EXCERPT:
* * * * * * *

Why did we cry? At the prospect of renewed recession, having only just crawled out of the last one, the longest in living memory. For all the hope and opportunities lost to out children, and their children. At being locked up in a small island run by xenophobes, racists and ultra Tory advocates of relentless cuts, privatisation and the gleeful destruction of our best public institutions. For the shame of it, being British now in a foreign country not something to be admired or respected, but pitied, derided, or blamed. For the damage we were doing to other countries, in Europe and beyond. For the encouragement we had given to Le Pen, Putin, and Trump.
But most of all, we cried for something more, infinitely precious, irretrievably lost. 'Ichabod', in the Bible, is a child so named who was born at the moment the Philistines capture the Ark of the Covenant and so God deserted Israel, it means 'the glory is departed'. 'The glory is departed' – that's what I cried for. We have lost what made us what we are, our idea of Britain as a place of optimism and hope, decency and gentleness, stable and sensible, inside Europe but wide open to the whole world, a place of enterprise but also social justice, a place where everyone in the world wanted to come to and work in.
'What were they thinking?'
How did this happen? A question for history exams in, say, the year 3000: 'Britain, 23 June 2016. What were they thinking?' Yes, what were we thinking?
I knew part of the answer early on, it was obvious while we were campaigning. I blogged during May:
"I see in the typical Brexiter – who tends to be over 40, white, not university educated, not in the liberal professions – a sort of truculent determination. They've been told for so long that they simply mustn't talk about immigration – mustn't even think about it. Now at last someone is saying their worries are legitimate and yes they can do something about it, that if they vote 'Leave' the foreigners will go, and the jobs and houses will be available for them and their children. They close their ears to warnings of economic catastrophe and march determinedly towards the precipice."
Gillian Duffy's revengei. (And the liberal establishment is still in denial. George Monbiot, writing in 'The Guardian' on 25 June, explains that it is neo-liberalism that makes so many people worried about immigration. You're still not allowed to say well, actually it is unrestricted immigration I object to. The message must first be 're-coded' by liberals as 'anti-globalisation').

* * * * * * *

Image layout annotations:
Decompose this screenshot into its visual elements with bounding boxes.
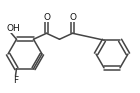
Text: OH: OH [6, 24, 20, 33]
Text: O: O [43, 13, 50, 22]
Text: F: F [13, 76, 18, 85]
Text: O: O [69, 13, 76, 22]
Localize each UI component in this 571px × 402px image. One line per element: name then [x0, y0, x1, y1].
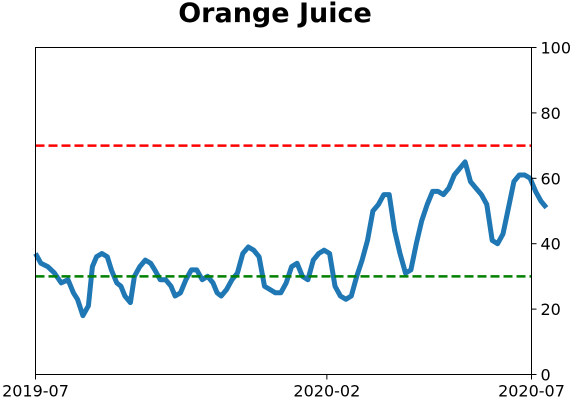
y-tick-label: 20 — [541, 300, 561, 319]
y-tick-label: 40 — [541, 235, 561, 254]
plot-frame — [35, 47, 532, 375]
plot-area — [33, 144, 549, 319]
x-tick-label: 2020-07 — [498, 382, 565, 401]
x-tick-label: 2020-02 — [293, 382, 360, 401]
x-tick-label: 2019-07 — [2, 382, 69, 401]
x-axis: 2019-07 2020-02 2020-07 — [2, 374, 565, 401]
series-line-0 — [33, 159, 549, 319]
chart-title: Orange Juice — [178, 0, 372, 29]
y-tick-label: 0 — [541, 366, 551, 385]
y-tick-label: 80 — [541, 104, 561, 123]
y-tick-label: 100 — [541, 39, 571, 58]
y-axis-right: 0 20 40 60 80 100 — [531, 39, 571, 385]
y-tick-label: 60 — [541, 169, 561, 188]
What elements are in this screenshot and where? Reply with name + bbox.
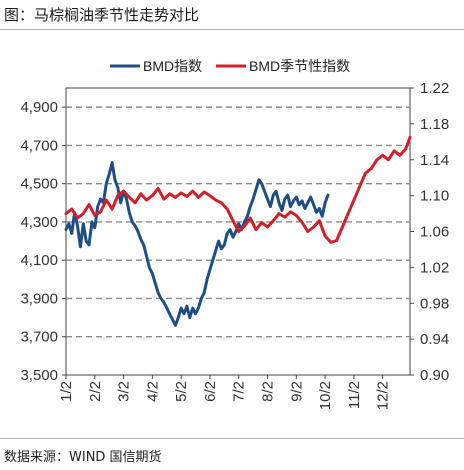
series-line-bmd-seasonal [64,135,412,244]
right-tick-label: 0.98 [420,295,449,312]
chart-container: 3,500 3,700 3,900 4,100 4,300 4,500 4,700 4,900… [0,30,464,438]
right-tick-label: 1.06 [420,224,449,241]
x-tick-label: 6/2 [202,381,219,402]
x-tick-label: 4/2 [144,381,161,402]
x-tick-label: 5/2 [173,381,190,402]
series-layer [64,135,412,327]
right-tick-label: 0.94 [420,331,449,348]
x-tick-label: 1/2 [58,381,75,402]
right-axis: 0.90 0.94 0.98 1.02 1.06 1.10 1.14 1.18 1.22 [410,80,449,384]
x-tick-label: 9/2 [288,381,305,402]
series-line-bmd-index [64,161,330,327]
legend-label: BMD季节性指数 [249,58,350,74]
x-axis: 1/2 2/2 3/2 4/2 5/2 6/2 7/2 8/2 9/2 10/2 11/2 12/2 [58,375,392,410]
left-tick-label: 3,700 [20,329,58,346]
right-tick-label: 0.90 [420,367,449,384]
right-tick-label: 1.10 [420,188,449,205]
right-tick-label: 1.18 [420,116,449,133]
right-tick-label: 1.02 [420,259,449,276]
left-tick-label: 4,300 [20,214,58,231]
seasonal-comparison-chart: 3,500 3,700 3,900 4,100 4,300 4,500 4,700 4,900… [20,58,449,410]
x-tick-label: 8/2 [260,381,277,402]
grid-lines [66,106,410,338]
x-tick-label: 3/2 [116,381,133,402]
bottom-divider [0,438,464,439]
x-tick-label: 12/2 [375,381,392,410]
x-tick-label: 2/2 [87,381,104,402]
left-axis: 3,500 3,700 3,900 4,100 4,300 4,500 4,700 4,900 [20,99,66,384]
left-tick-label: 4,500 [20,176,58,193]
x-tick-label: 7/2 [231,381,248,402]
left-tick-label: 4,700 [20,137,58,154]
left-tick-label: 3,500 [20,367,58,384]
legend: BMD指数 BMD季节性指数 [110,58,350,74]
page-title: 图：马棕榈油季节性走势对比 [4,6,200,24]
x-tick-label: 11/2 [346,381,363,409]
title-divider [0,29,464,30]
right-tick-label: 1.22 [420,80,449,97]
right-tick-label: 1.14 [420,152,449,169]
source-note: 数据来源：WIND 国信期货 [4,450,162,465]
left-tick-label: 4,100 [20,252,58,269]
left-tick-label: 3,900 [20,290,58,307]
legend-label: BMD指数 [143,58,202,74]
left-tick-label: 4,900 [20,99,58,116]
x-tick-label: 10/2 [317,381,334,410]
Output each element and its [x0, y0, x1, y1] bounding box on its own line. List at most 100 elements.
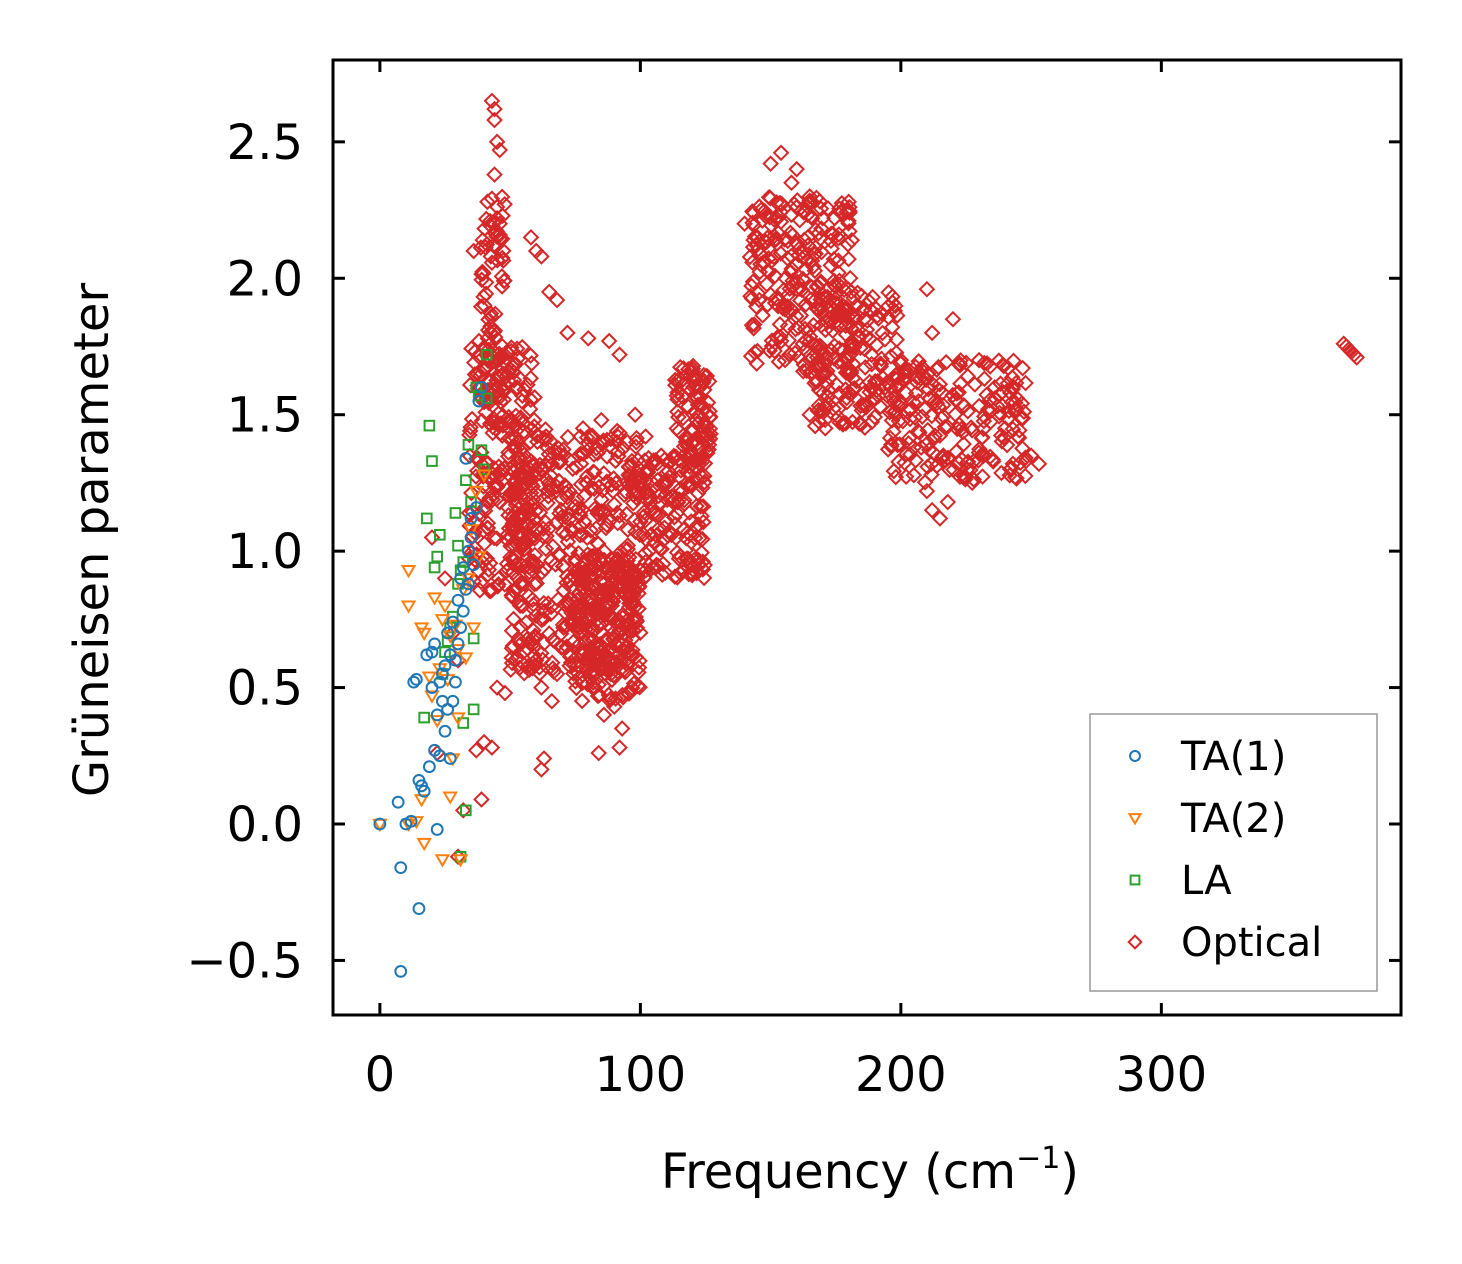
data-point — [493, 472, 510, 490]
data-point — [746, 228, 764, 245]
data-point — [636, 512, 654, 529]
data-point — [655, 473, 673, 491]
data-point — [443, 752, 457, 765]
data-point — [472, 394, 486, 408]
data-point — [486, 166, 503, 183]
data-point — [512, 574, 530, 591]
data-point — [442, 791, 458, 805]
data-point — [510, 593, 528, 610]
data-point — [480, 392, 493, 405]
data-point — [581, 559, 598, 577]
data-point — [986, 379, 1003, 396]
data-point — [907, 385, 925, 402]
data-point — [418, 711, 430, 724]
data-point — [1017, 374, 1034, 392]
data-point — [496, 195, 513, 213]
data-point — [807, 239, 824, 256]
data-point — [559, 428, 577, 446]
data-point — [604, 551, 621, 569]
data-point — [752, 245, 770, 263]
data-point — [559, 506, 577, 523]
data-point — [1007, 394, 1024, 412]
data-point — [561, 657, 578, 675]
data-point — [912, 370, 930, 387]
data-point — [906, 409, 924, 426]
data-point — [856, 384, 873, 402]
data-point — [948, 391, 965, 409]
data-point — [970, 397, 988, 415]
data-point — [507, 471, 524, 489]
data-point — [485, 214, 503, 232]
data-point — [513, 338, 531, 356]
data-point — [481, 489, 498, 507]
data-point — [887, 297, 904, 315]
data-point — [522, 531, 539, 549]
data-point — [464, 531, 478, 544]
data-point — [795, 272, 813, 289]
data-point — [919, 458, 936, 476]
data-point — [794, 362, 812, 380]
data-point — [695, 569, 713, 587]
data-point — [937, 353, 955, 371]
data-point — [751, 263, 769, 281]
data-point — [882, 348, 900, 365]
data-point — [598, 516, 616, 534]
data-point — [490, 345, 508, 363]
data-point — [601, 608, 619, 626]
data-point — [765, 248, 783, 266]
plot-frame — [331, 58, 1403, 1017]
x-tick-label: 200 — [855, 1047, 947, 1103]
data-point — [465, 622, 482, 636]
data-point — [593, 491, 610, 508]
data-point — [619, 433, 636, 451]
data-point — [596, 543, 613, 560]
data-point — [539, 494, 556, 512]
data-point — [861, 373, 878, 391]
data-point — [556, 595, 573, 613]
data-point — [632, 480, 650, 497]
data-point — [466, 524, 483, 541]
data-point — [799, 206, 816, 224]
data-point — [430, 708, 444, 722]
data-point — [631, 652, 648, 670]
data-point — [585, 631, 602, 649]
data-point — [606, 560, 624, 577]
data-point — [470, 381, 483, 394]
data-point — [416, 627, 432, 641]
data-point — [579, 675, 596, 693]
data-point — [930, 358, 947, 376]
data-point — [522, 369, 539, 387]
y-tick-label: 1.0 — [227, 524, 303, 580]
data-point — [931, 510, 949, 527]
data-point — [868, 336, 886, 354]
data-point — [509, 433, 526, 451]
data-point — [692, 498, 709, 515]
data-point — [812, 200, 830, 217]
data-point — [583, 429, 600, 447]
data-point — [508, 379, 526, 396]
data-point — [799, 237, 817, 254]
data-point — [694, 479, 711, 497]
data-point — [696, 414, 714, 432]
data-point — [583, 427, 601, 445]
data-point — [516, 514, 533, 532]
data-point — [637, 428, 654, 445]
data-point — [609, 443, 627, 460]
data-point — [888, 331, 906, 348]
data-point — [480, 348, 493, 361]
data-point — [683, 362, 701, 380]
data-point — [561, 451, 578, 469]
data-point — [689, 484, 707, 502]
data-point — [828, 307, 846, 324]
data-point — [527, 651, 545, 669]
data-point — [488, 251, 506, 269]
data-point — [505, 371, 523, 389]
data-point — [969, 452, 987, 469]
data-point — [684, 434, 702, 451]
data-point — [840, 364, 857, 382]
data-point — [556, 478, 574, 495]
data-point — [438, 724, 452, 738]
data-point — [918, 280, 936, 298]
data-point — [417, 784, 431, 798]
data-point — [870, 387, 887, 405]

* * * * * * *

AIM 1:
According to the Brexit excerpt, what does the name 'Ichabod' mean?
AIM 2:
Please pull from the listing the lines starting at the one containing "y-tick-label: 20 — [541, 300, 561, 319]" and ending at the one containing "What elements are", both included.
The listing is unrelated to the Brexit excerpt.

COMPLETE ANSWER 1:
It means 'the glory is departed'.

COMPLETE ANSWER 2:
y-tick-label: 20 — [541, 300, 561, 319]
y-tick-label: 40 — [541, 235, 561, 254]
plot-frame — [35, 47, 532, 375]
plot-area — [33, 144, 549, 319]
x-tick-label: 2020-07 — [498, 382, 565, 401]
x-tick-label: 2020-02 — [293, 382, 360, 401]
x-tick-label: 2019-07 — [2, 382, 69, 401]
x-axis: 2019-07 2020-02 2020-07 — [2, 374, 565, 401]
series-line-0 — [33, 159, 549, 319]
chart-title: Orange Juice — [178, 0, 372, 29]
y-tick-label: 0 — [541, 366, 551, 385]
y-tick-label: 80 — [541, 104, 561, 123]
y-tick-label: 100 — [541, 39, 571, 58]
y-axis-right: 0 20 40 60 80 100 — [531, 39, 571, 385]
y-tick-label: 60 — [541, 169, 561, 188]
What elements are in this screenshot and where? Reply with name + bbox.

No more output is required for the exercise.